= Stated task =
Under this task are some entries; return every one of them exactly.

[Dataset items]
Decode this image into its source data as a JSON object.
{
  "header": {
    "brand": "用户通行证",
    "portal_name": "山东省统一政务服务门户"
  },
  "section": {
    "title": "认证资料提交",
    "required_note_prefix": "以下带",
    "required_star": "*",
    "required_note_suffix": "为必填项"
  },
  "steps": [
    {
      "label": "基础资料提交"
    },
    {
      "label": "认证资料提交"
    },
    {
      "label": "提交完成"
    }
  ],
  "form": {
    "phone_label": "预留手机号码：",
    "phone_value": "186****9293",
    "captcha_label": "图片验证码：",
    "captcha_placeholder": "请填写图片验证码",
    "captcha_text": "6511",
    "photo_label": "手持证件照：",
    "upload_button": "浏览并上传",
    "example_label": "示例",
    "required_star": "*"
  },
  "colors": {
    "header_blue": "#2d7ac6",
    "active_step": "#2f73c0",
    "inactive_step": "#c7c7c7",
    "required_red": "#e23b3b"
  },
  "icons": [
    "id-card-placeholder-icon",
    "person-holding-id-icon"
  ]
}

= In response =
Decode this image into its source data as a JSON object.
{
  "header": {
    "brand": "用户通行证",
    "portal_name": "山东省统一政务服务门户"
  },
  "section": {
    "title": "认证资料提交",
    "required_note_prefix": "以下带",
    "required_star": "*",
    "required_note_suffix": "为必填项"
  },
  "steps": [
    {
      "label": "基础资料提交"
    },
    {
      "label": "认证资料提交"
    },
    {
      "label": "提交完成"
    }
  ],
  "form": {
    "phone_label": "预留手机号码：",
    "phone_value": "186****9293",
    "captcha_label": "图片验证码：",
    "captcha_placeholder": "请填写图片验证码",
    "captcha_text": "6511",
    "photo_label": "手持证件照：",
    "upload_button": "浏览并上传",
    "example_label": "示例",
    "required_star": "*"
  },
  "colors": {
    "header_blue": "#2d7ac6",
    "active_step": "#2f73c0",
    "inactive_step": "#c7c7c7",
    "required_red": "#e23b3b"
  },
  "icons": [
    "id-card-placeholder-icon",
    "person-holding-id-icon"
  ]
}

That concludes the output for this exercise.